The problem -
Copy out the material below, putting "Oval shape" wherever "Ellipse shape" occurs and keeping every other character the same.

※ ※ ※

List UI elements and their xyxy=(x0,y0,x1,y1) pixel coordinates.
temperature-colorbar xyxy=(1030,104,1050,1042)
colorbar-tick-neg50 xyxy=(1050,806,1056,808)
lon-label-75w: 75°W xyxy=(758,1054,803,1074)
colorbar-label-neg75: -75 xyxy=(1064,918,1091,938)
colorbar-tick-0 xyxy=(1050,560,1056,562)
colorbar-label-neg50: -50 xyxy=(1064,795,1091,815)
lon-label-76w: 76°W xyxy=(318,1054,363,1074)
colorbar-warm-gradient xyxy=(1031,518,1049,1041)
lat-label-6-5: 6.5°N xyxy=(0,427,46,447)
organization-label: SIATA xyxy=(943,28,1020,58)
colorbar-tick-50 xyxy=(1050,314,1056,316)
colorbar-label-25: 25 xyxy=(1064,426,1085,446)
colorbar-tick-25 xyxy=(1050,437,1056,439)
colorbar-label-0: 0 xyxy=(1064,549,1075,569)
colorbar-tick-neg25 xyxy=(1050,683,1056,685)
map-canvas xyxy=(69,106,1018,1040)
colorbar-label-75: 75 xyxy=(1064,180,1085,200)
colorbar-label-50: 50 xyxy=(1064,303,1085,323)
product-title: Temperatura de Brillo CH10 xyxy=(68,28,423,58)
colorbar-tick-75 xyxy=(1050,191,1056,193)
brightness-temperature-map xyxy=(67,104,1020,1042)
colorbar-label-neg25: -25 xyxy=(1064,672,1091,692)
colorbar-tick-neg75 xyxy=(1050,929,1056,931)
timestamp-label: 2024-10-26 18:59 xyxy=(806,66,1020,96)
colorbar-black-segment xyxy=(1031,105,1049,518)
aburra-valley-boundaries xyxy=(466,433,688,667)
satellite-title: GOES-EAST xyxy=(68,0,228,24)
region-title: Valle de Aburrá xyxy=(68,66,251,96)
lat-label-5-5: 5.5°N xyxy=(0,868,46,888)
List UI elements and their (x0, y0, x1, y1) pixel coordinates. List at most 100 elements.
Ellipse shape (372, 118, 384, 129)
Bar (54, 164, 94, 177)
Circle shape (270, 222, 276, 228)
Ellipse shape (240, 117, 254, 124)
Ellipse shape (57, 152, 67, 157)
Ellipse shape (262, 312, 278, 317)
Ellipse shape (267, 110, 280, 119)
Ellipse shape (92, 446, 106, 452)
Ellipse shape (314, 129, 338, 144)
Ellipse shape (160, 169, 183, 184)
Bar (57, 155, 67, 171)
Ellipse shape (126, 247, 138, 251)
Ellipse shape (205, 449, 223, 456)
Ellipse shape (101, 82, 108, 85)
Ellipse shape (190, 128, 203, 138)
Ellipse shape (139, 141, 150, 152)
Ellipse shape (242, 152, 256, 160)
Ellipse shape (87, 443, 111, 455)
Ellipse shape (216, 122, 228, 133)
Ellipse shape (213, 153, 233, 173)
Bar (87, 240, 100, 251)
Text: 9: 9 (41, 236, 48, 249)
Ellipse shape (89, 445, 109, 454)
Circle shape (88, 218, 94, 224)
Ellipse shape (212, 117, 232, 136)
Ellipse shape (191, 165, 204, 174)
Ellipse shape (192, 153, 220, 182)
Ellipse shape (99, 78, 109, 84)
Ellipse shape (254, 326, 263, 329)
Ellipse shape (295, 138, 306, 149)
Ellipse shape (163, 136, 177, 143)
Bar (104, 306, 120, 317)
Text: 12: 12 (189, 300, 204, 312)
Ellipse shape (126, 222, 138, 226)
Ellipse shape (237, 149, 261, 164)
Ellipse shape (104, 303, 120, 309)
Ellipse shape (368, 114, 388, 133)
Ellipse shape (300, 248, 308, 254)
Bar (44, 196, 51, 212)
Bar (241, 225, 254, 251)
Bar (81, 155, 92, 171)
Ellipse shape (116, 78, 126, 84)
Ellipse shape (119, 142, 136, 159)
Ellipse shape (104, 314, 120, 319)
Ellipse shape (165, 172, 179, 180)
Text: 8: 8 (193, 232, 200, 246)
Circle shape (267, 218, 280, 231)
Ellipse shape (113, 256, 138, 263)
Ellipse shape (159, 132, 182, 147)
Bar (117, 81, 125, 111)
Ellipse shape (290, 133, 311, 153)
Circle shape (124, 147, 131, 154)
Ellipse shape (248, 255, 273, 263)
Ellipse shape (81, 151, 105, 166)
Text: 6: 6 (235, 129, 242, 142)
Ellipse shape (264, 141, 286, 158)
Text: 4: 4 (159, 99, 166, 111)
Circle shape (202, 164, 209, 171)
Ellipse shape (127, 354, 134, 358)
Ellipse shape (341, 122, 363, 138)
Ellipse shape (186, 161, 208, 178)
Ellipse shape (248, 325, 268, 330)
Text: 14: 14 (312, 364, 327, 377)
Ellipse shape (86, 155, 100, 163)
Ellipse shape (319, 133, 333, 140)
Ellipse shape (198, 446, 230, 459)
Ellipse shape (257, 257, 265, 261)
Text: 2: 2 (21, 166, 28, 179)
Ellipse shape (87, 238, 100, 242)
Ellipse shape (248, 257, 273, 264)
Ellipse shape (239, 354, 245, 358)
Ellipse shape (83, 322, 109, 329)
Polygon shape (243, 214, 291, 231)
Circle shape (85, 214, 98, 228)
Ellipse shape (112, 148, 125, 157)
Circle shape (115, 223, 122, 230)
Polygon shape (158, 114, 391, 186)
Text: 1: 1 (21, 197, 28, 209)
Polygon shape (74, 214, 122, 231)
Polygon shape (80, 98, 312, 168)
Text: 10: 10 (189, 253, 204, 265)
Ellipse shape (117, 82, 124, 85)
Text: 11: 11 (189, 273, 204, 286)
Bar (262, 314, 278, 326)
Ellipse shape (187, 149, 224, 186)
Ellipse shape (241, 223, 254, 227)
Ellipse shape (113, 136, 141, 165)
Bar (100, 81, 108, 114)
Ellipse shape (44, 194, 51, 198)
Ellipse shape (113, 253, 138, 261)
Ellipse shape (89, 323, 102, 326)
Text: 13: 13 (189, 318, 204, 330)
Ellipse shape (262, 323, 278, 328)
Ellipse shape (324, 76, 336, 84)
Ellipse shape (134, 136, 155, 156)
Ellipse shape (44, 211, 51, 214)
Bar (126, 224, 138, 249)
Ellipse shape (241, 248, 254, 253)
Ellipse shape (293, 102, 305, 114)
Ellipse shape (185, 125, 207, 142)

※ ※ ※

Exercise solution -
List UI elements and their xyxy=(x0,y0,x1,y1) pixel coordinates.
temperature-colorbar xyxy=(1030,104,1050,1042)
colorbar-tick-neg50 xyxy=(1050,806,1056,808)
lon-label-75w: 75°W xyxy=(758,1054,803,1074)
colorbar-label-neg75: -75 xyxy=(1064,918,1091,938)
colorbar-tick-0 xyxy=(1050,560,1056,562)
colorbar-label-neg50: -50 xyxy=(1064,795,1091,815)
lon-label-76w: 76°W xyxy=(318,1054,363,1074)
colorbar-warm-gradient xyxy=(1031,518,1049,1041)
lat-label-6-5: 6.5°N xyxy=(0,427,46,447)
organization-label: SIATA xyxy=(943,28,1020,58)
colorbar-tick-50 xyxy=(1050,314,1056,316)
colorbar-label-25: 25 xyxy=(1064,426,1085,446)
colorbar-tick-25 xyxy=(1050,437,1056,439)
colorbar-label-0: 0 xyxy=(1064,549,1075,569)
colorbar-tick-neg25 xyxy=(1050,683,1056,685)
map-canvas xyxy=(69,106,1018,1040)
colorbar-label-75: 75 xyxy=(1064,180,1085,200)
colorbar-label-50: 50 xyxy=(1064,303,1085,323)
product-title: Temperatura de Brillo CH10 xyxy=(68,28,423,58)
colorbar-tick-75 xyxy=(1050,191,1056,193)
brightness-temperature-map xyxy=(67,104,1020,1042)
colorbar-label-neg25: -25 xyxy=(1064,672,1091,692)
colorbar-tick-neg75 xyxy=(1050,929,1056,931)
timestamp-label: 2024-10-26 18:59 xyxy=(806,66,1020,96)
colorbar-black-segment xyxy=(1031,105,1049,518)
aburra-valley-boundaries xyxy=(466,433,688,667)
satellite-title: GOES-EAST xyxy=(68,0,228,24)
region-title: Valle de Aburrá xyxy=(68,66,251,96)
lat-label-5-5: 5.5°N xyxy=(0,868,46,888)
List UI elements and their (x0, y0, x1, y1) pixel coordinates. List at most 100 elements.
Oval shape (372, 118, 384, 129)
Bar (54, 164, 94, 177)
Circle shape (270, 222, 276, 228)
Oval shape (240, 117, 254, 124)
Oval shape (57, 152, 67, 157)
Oval shape (262, 312, 278, 317)
Oval shape (267, 110, 280, 119)
Oval shape (92, 446, 106, 452)
Oval shape (314, 129, 338, 144)
Oval shape (160, 169, 183, 184)
Bar (57, 155, 67, 171)
Oval shape (126, 247, 138, 251)
Oval shape (205, 449, 223, 456)
Oval shape (101, 82, 108, 85)
Oval shape (190, 128, 203, 138)
Oval shape (139, 141, 150, 152)
Oval shape (242, 152, 256, 160)
Oval shape (87, 443, 111, 455)
Oval shape (216, 122, 228, 133)
Oval shape (213, 153, 233, 173)
Bar (87, 240, 100, 251)
Text: 9: 9 (41, 236, 48, 249)
Oval shape (89, 445, 109, 454)
Circle shape (88, 218, 94, 224)
Oval shape (212, 117, 232, 136)
Oval shape (191, 165, 204, 174)
Oval shape (192, 153, 220, 182)
Oval shape (99, 78, 109, 84)
Oval shape (254, 326, 263, 329)
Oval shape (295, 138, 306, 149)
Oval shape (163, 136, 177, 143)
Bar (104, 306, 120, 317)
Text: 12: 12 (189, 300, 204, 312)
Oval shape (126, 222, 138, 226)
Oval shape (237, 149, 261, 164)
Oval shape (104, 303, 120, 309)
Oval shape (368, 114, 388, 133)
Oval shape (300, 248, 308, 254)
Bar (44, 196, 51, 212)
Bar (241, 225, 254, 251)
Bar (81, 155, 92, 171)
Oval shape (116, 78, 126, 84)
Oval shape (119, 142, 136, 159)
Oval shape (104, 314, 120, 319)
Oval shape (165, 172, 179, 180)
Text: 8: 8 (193, 232, 200, 246)
Circle shape (267, 218, 280, 231)
Oval shape (113, 256, 138, 263)
Oval shape (159, 132, 182, 147)
Bar (117, 81, 125, 111)
Oval shape (290, 133, 311, 153)
Circle shape (124, 147, 131, 154)
Oval shape (248, 255, 273, 263)
Oval shape (81, 151, 105, 166)
Text: 6: 6 (235, 129, 242, 142)
Oval shape (264, 141, 286, 158)
Text: 4: 4 (159, 99, 166, 111)
Circle shape (202, 164, 209, 171)
Oval shape (127, 354, 134, 358)
Oval shape (341, 122, 363, 138)
Oval shape (186, 161, 208, 178)
Oval shape (248, 325, 268, 330)
Text: 14: 14 (312, 364, 327, 377)
Oval shape (86, 155, 100, 163)
Oval shape (319, 133, 333, 140)
Oval shape (198, 446, 230, 459)
Oval shape (257, 257, 265, 261)
Text: 2: 2 (21, 166, 28, 179)
Oval shape (87, 238, 100, 242)
Oval shape (248, 257, 273, 264)
Oval shape (239, 354, 245, 358)
Oval shape (83, 322, 109, 329)
Polygon shape (243, 214, 291, 231)
Circle shape (85, 214, 98, 228)
Oval shape (112, 148, 125, 157)
Circle shape (115, 223, 122, 230)
Polygon shape (158, 114, 391, 186)
Text: 1: 1 (21, 197, 28, 209)
Polygon shape (74, 214, 122, 231)
Polygon shape (80, 98, 312, 168)
Text: 10: 10 (189, 253, 204, 265)
Oval shape (117, 82, 124, 85)
Text: 11: 11 (189, 273, 204, 286)
Bar (262, 314, 278, 326)
Oval shape (187, 149, 224, 186)
Oval shape (241, 223, 254, 227)
Oval shape (113, 136, 141, 165)
Bar (100, 81, 108, 114)
Oval shape (44, 194, 51, 198)
Oval shape (113, 253, 138, 261)
Oval shape (89, 323, 102, 326)
Text: 13: 13 (189, 318, 204, 330)
Oval shape (262, 323, 278, 328)
Oval shape (324, 76, 336, 84)
Oval shape (134, 136, 155, 156)
Oval shape (44, 211, 51, 214)
Bar (126, 224, 138, 249)
Oval shape (241, 248, 254, 253)
Oval shape (293, 102, 305, 114)
Oval shape (185, 125, 207, 142)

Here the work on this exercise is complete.